● Set problem:
Could you copy every line from the material below in which "Read" appears?

— begin Recorded data —

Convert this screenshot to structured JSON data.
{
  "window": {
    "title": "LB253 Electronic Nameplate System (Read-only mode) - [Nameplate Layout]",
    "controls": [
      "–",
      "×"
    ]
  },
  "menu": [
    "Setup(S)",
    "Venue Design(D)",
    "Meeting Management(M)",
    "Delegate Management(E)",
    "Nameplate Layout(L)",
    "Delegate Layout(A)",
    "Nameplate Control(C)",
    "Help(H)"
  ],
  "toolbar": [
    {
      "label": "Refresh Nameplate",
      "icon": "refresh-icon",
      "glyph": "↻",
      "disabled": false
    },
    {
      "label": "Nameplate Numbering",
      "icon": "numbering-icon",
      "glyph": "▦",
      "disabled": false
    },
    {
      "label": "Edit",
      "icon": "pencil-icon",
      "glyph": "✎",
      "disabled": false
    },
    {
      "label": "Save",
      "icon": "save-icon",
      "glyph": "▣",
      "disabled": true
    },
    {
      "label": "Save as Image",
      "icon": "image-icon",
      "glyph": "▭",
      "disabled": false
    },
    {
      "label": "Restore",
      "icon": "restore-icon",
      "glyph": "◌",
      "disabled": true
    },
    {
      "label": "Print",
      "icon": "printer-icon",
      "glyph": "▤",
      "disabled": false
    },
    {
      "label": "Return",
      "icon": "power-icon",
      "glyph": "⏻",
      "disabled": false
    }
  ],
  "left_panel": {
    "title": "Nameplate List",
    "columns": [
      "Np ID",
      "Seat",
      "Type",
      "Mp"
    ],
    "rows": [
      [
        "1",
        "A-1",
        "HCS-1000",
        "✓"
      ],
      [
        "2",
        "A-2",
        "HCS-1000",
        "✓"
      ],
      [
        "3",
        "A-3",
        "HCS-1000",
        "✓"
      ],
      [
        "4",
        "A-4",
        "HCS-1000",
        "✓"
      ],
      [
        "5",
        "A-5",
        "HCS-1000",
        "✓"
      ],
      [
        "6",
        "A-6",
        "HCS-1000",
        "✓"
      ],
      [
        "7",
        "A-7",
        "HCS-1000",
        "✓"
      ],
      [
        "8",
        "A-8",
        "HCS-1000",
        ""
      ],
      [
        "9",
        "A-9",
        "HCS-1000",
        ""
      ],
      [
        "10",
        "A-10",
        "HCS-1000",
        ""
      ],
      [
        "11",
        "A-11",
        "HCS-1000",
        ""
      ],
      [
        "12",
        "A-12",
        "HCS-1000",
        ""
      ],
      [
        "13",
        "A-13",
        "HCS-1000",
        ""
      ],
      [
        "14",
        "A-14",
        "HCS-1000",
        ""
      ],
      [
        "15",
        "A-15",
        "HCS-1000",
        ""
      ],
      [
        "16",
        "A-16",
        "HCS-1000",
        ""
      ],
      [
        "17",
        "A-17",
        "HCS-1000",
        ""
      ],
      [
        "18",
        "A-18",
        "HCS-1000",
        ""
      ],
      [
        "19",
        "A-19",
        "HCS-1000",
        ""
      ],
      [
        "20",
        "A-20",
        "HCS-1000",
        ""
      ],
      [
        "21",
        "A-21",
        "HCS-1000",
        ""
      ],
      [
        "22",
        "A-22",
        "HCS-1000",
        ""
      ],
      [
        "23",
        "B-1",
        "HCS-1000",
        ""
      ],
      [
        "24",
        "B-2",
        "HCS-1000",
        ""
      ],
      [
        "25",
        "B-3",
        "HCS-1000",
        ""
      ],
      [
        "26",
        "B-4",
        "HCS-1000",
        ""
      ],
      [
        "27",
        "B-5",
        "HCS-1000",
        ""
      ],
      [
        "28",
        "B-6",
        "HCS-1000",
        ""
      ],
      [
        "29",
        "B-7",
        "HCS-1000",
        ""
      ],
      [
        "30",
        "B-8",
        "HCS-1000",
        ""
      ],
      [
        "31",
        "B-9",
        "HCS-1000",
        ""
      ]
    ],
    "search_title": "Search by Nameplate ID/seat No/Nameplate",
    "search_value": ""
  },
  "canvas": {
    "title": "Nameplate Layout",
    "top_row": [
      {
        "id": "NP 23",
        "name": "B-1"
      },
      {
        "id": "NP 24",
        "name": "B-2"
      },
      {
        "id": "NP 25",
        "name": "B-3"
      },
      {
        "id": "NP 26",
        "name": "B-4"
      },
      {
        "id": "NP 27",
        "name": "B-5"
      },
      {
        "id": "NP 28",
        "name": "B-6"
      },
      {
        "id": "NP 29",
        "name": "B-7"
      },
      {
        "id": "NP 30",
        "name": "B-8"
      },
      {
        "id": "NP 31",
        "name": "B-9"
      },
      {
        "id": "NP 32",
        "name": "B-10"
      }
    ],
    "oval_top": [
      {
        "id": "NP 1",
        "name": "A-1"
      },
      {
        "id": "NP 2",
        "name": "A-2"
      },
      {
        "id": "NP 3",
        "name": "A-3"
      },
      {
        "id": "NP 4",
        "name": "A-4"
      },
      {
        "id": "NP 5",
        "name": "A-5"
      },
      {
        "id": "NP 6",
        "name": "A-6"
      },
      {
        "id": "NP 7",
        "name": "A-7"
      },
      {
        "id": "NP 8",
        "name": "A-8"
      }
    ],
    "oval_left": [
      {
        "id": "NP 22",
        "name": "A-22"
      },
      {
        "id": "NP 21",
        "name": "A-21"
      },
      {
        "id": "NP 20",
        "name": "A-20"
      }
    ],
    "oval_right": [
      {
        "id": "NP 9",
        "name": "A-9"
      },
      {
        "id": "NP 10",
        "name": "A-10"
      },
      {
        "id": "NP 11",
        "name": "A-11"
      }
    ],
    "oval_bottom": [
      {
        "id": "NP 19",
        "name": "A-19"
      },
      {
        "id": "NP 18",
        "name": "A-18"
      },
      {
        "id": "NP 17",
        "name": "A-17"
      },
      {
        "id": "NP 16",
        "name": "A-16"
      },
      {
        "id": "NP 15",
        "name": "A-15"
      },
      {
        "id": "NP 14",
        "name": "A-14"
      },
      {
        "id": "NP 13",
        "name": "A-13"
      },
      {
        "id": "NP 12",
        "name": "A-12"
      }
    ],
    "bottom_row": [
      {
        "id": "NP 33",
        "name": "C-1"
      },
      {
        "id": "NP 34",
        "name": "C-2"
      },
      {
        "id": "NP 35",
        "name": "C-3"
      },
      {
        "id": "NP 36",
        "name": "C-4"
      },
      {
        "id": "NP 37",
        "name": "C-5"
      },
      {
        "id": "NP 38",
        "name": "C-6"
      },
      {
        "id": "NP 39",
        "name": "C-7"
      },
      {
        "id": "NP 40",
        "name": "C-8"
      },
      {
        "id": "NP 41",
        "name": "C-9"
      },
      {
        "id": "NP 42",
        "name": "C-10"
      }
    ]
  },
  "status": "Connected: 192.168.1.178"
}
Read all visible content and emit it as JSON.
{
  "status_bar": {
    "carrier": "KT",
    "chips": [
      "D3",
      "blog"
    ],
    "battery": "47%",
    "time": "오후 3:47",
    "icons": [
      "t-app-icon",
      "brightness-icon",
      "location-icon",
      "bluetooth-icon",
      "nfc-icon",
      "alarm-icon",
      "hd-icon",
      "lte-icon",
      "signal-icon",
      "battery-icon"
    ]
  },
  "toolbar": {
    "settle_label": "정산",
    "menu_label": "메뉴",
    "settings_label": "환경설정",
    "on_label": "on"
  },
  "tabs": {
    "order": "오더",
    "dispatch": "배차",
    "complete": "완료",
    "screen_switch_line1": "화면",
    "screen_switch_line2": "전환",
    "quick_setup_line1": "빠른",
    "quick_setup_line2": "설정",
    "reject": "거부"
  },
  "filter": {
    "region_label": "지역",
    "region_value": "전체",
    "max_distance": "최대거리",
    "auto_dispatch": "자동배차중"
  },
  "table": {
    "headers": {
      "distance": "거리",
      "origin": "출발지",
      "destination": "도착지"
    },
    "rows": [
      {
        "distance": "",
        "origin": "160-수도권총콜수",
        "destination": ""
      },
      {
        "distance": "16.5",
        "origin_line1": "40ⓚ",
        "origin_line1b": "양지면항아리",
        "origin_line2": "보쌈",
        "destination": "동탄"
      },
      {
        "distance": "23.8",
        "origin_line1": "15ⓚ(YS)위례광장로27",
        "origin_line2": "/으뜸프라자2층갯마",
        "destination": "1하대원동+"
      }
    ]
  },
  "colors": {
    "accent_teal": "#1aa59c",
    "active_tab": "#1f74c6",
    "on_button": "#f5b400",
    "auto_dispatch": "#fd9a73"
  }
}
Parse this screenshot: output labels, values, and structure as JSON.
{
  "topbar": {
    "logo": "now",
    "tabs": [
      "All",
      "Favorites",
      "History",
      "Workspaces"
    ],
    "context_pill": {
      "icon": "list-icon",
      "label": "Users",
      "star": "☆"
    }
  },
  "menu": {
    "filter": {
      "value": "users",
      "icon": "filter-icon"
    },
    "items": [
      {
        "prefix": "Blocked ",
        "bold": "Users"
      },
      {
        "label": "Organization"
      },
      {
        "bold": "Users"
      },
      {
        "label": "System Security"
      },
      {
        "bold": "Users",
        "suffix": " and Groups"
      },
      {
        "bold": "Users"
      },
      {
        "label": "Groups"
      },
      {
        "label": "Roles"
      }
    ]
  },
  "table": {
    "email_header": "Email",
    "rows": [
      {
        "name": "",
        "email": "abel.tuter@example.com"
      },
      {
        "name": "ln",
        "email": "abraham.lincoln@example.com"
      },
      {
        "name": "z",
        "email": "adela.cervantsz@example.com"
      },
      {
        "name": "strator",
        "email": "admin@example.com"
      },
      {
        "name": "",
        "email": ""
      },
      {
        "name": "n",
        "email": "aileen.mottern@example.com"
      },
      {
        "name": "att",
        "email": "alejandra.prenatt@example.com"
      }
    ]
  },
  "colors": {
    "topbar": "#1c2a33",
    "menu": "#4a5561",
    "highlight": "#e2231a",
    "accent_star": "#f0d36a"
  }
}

— end Recorded data —

● Response:
    "title": "LB253 Electronic Nameplate System (Read-only mode) - [Nameplate Layout]",
Read all visible content and emit it as JSON.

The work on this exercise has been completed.